##### Data to process #####

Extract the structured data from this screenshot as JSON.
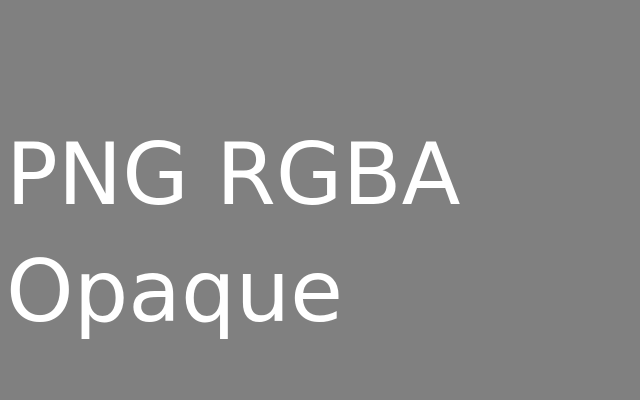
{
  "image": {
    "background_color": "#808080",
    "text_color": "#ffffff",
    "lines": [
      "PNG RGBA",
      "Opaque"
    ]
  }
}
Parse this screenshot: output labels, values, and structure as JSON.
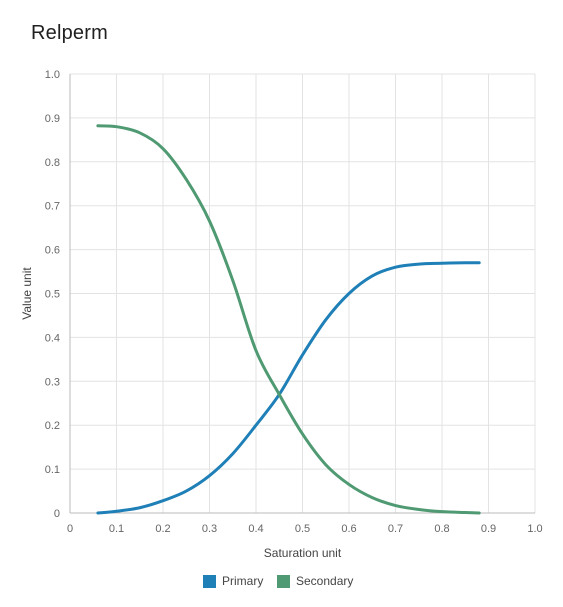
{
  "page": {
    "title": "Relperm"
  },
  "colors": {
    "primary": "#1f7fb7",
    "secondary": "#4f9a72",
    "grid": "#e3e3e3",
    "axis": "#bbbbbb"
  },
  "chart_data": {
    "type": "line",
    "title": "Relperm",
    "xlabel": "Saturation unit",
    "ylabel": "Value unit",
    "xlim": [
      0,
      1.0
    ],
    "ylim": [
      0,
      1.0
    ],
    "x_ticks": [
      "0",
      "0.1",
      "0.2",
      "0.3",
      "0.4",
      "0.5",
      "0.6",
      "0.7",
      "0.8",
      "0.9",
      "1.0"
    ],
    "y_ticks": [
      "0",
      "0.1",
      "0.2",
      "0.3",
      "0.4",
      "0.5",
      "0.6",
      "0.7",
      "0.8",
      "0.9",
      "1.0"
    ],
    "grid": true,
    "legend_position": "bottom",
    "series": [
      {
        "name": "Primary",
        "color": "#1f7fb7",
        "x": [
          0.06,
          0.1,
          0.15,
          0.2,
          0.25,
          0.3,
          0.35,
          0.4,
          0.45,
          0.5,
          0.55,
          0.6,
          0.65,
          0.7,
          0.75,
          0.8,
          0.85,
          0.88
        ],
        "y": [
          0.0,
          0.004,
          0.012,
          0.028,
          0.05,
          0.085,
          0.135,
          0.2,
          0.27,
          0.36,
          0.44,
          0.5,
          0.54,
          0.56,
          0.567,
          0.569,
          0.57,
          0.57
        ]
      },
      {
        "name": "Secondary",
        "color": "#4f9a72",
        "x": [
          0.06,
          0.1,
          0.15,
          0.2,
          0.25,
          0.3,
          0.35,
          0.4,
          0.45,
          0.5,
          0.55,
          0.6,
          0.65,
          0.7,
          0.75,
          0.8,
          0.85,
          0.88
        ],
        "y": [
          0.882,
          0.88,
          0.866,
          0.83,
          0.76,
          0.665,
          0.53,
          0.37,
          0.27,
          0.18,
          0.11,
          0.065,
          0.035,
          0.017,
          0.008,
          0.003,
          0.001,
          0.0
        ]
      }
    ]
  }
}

#####
##### Data to process #####

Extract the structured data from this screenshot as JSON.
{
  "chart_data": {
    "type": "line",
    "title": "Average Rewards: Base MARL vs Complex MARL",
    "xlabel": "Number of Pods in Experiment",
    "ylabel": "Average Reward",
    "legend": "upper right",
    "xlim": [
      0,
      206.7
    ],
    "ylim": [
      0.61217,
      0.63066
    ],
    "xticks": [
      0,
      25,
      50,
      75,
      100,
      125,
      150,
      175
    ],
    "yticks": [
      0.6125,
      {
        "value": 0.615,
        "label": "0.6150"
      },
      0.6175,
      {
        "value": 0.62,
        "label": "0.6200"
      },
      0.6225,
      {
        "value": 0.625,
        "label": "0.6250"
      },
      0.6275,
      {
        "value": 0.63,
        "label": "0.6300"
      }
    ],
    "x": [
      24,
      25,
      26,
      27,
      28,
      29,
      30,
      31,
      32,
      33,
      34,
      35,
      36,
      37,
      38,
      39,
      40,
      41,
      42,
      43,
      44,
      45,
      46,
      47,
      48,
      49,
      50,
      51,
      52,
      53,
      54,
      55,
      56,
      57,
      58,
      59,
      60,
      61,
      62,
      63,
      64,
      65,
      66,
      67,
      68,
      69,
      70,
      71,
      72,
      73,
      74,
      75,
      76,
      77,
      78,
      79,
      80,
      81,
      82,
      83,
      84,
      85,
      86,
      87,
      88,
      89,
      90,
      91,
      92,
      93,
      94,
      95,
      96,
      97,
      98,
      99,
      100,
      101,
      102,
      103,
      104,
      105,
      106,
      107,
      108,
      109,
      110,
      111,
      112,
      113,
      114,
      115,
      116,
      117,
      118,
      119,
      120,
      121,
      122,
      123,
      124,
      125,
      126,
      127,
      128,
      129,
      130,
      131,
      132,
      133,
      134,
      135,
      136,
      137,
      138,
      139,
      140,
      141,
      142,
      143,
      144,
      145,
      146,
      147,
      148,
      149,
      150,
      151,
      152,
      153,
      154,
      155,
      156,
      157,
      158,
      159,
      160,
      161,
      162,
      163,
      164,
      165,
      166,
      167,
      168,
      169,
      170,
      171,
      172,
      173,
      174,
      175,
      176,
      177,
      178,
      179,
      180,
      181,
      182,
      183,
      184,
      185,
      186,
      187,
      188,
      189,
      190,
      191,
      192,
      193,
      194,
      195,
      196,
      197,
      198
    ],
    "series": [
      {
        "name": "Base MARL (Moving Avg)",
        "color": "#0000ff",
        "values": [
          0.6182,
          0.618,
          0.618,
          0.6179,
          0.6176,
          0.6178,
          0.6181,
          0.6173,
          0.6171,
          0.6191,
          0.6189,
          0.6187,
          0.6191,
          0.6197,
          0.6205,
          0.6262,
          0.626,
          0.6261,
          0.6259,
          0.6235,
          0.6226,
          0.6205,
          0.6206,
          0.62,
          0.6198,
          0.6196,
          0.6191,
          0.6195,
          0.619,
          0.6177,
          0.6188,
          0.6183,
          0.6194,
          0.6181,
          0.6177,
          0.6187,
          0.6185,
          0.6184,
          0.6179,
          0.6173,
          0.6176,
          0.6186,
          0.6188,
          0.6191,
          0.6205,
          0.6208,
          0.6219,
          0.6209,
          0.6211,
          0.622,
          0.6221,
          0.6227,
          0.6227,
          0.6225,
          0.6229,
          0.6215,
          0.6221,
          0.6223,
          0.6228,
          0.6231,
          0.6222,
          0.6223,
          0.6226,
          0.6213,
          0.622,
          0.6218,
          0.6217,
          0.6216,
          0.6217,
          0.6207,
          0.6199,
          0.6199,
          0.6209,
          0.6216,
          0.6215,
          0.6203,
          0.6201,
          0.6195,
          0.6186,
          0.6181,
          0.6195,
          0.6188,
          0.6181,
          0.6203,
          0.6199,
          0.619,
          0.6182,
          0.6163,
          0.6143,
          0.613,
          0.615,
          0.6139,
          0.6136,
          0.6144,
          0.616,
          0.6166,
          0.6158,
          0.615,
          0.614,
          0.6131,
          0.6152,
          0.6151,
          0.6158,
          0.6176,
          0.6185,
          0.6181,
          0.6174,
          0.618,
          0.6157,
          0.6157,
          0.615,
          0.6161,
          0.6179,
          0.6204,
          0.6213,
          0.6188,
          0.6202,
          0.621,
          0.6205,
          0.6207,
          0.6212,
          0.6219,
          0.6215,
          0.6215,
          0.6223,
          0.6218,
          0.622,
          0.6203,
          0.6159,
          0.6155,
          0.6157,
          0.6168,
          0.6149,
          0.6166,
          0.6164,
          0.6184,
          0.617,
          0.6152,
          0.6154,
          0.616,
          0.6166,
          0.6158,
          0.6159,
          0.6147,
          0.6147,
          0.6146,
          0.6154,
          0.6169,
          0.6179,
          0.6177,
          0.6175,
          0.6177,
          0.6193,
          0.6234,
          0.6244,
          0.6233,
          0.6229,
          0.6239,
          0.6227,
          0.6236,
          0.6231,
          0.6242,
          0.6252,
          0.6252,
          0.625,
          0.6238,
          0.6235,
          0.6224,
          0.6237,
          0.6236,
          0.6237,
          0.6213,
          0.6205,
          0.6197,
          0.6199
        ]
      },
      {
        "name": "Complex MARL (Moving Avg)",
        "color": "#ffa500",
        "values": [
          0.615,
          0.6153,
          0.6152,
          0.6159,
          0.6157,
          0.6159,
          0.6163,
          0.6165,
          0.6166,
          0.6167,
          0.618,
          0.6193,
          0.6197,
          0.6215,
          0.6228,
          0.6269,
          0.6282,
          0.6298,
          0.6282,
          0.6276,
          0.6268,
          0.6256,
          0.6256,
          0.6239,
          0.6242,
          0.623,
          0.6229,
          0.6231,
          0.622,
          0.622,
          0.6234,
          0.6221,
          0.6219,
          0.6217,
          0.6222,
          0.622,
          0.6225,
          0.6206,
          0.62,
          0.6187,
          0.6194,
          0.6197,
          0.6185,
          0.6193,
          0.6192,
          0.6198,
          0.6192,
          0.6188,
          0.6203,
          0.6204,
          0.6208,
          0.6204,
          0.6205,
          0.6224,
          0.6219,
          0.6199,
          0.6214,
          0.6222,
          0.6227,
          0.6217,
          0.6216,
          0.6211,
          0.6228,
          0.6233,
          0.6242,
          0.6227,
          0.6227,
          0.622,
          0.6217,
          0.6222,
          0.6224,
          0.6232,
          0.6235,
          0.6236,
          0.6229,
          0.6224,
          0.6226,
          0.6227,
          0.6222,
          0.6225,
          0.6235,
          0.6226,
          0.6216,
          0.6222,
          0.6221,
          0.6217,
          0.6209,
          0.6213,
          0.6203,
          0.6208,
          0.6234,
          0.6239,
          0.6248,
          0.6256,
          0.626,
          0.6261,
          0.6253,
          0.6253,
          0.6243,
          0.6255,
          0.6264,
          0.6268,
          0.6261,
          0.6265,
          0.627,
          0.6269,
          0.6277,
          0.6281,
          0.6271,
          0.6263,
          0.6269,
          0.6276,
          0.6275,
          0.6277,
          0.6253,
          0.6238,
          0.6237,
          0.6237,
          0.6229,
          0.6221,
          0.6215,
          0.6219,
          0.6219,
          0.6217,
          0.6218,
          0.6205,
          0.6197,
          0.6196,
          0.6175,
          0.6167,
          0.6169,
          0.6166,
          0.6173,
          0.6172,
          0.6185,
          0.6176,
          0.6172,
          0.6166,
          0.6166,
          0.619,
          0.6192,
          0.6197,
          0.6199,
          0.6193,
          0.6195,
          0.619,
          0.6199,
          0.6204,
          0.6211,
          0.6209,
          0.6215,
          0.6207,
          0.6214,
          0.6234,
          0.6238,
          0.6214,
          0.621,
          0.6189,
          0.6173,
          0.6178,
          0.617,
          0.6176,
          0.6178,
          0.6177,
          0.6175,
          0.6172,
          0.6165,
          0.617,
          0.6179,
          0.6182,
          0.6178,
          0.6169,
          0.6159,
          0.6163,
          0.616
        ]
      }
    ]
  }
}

#####

## What you will do
Pull out all lines from the listing that contain the string "ylabel".

## Task solution
    "ylabel": "Value unit",
    "ylabel": "Average Reward",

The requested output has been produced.